DIRECTIONS FOR THIS TASK
From the records below, copy every line that contains the word "Height".

— start of LISTING —

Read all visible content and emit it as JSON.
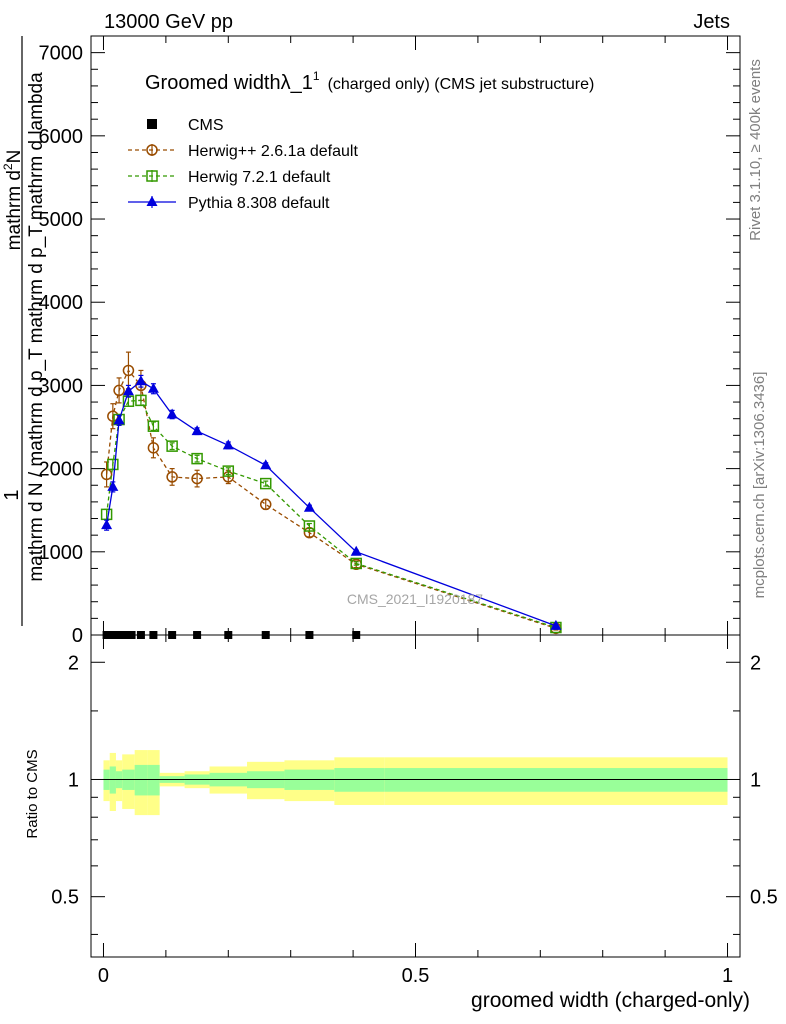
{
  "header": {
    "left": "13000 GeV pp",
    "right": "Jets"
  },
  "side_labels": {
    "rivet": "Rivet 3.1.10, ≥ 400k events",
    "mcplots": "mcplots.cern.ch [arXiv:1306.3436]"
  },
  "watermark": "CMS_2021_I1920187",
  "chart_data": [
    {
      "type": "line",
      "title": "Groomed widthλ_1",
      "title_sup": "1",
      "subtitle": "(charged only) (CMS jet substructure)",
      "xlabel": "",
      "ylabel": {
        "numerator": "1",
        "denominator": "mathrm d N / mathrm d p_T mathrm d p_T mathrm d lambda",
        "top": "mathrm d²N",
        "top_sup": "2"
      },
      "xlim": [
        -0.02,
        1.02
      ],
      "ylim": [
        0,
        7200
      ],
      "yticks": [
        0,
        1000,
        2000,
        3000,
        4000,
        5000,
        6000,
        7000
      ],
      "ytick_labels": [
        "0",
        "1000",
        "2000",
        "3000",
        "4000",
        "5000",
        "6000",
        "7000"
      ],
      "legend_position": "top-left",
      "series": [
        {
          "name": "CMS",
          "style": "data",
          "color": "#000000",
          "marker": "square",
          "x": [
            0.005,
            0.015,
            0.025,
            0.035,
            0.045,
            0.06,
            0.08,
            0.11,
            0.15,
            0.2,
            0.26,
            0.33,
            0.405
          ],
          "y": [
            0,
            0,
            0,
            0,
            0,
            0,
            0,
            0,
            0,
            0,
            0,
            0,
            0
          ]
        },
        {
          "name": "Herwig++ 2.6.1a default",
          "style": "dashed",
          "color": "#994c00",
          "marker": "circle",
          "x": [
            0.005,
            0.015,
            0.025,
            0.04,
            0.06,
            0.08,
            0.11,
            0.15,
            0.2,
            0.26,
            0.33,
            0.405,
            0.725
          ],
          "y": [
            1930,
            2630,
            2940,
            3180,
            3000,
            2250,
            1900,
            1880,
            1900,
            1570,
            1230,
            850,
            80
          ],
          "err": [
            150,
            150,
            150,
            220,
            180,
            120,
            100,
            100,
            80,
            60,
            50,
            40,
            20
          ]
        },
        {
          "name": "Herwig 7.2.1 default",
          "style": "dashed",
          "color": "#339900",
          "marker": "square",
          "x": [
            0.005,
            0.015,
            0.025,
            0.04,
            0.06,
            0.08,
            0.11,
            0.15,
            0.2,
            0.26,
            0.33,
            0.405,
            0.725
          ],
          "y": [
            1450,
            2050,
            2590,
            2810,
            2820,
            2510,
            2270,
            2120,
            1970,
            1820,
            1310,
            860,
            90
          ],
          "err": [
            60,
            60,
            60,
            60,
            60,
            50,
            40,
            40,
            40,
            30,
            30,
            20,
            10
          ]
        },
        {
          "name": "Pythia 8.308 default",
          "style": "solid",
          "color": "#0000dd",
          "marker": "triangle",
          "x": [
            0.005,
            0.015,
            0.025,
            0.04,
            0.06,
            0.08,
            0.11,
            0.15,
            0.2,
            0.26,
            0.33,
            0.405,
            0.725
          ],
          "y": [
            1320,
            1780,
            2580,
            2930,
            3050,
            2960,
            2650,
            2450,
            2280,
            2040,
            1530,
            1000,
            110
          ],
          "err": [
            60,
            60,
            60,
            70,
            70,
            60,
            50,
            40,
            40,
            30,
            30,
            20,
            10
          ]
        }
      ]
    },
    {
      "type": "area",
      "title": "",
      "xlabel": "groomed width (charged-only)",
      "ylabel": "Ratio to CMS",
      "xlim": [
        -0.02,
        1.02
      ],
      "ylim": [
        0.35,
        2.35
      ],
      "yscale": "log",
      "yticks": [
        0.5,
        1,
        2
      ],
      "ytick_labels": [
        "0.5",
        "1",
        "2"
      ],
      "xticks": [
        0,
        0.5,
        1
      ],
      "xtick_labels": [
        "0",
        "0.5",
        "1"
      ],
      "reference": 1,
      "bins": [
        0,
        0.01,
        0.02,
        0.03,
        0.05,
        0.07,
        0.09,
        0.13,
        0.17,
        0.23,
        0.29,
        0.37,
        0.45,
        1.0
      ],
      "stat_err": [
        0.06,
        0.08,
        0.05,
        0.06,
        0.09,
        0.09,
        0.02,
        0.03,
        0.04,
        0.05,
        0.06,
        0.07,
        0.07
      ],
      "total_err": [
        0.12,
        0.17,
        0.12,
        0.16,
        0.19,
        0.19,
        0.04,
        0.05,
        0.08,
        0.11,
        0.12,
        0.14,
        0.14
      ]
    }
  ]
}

— end of LISTING —
— start of LISTING —

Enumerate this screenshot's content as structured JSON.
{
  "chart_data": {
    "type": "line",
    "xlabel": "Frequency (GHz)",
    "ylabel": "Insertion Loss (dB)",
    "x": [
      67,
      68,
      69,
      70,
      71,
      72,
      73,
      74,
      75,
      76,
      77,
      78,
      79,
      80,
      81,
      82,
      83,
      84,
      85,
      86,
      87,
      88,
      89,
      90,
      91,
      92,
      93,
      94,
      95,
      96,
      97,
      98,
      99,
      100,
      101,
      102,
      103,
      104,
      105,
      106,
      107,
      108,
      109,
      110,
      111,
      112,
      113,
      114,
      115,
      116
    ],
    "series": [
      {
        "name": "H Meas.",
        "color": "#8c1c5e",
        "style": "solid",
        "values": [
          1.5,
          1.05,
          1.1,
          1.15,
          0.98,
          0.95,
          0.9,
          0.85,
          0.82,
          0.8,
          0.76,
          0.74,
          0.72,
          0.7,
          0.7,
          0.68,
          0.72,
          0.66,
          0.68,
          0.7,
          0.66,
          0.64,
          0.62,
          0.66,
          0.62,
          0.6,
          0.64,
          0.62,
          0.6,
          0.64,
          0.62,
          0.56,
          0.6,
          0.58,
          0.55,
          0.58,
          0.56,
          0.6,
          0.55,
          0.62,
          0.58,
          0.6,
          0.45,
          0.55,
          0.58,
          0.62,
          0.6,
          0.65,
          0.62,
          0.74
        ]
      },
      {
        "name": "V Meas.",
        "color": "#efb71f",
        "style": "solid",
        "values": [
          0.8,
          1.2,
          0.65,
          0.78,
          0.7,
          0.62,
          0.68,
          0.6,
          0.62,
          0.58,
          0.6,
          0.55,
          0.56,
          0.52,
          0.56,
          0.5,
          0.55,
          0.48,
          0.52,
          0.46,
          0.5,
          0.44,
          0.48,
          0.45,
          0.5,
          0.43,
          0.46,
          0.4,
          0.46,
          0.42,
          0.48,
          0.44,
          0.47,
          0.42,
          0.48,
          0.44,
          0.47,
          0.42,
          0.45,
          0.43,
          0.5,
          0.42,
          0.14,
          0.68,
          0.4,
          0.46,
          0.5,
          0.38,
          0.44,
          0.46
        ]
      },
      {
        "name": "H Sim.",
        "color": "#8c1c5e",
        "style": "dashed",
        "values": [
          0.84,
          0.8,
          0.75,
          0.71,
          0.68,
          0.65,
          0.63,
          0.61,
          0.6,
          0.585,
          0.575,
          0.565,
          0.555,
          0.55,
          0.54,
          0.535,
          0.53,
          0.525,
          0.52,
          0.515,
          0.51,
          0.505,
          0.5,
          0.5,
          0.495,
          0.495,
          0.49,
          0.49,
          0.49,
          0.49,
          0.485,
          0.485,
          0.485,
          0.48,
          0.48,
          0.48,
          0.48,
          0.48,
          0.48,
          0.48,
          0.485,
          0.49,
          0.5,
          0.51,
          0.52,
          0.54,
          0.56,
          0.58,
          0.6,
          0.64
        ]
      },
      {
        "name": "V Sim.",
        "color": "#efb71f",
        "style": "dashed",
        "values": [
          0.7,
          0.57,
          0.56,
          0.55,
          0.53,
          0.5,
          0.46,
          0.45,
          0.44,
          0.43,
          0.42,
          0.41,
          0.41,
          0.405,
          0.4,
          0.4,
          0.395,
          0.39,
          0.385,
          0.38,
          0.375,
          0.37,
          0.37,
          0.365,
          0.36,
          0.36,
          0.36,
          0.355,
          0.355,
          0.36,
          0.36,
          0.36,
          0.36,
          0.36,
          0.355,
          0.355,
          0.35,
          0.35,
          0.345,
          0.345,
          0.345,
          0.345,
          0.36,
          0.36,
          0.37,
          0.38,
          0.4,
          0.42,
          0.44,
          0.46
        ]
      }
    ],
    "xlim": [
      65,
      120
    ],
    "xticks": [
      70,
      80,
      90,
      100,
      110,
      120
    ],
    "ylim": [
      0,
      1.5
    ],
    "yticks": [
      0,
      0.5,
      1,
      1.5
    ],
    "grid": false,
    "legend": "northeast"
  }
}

— end of LISTING —
— start of LISTING —

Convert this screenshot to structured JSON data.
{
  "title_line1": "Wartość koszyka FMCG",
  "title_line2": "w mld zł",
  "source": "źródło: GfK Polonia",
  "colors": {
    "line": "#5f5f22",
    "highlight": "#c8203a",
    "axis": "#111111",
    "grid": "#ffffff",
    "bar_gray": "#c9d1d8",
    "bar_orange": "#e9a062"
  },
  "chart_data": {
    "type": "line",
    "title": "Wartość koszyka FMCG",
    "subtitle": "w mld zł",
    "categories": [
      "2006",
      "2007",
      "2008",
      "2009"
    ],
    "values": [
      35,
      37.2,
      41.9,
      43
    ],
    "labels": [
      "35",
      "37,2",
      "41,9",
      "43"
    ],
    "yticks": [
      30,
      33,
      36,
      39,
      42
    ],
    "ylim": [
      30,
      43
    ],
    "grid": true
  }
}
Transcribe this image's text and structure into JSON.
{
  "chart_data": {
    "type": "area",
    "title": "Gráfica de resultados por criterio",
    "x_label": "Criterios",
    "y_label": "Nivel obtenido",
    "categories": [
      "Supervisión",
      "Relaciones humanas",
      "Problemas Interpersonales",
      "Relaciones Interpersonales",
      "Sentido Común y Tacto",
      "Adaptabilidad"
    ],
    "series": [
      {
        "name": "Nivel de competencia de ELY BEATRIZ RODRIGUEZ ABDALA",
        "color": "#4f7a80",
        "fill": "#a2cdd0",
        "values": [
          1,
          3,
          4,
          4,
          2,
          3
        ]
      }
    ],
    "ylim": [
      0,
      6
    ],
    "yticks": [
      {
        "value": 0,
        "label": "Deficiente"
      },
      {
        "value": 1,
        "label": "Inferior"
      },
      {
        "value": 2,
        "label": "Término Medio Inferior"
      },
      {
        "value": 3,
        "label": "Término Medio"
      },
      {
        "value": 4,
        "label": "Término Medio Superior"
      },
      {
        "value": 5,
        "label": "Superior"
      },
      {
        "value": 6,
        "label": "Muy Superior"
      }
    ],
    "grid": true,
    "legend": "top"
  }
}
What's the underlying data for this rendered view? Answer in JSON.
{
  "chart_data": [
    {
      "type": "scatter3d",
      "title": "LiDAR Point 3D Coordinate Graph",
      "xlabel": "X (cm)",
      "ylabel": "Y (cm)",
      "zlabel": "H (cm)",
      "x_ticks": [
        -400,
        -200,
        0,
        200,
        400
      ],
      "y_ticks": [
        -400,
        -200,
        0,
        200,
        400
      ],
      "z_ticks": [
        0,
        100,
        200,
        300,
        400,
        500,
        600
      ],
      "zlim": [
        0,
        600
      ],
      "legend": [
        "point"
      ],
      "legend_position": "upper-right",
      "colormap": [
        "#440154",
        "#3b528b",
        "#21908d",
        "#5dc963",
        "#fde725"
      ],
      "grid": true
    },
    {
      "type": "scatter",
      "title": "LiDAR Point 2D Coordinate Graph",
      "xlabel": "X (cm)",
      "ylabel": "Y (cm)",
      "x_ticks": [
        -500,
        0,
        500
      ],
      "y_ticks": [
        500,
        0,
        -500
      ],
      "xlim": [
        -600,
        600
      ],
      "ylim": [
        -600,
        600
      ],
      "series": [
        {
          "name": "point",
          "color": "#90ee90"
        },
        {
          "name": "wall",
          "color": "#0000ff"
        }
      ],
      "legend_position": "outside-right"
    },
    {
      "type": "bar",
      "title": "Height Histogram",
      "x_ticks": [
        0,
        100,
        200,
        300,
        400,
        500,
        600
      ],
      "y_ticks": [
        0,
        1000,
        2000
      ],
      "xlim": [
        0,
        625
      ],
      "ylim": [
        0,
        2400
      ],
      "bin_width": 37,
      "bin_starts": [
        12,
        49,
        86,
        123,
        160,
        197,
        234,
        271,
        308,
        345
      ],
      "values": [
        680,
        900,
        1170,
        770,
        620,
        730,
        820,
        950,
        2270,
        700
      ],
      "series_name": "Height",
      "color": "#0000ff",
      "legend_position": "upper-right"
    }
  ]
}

— end of LISTING —

TASK RESPONSE
      "title": "Height Histogram",
      "series_name": "Height",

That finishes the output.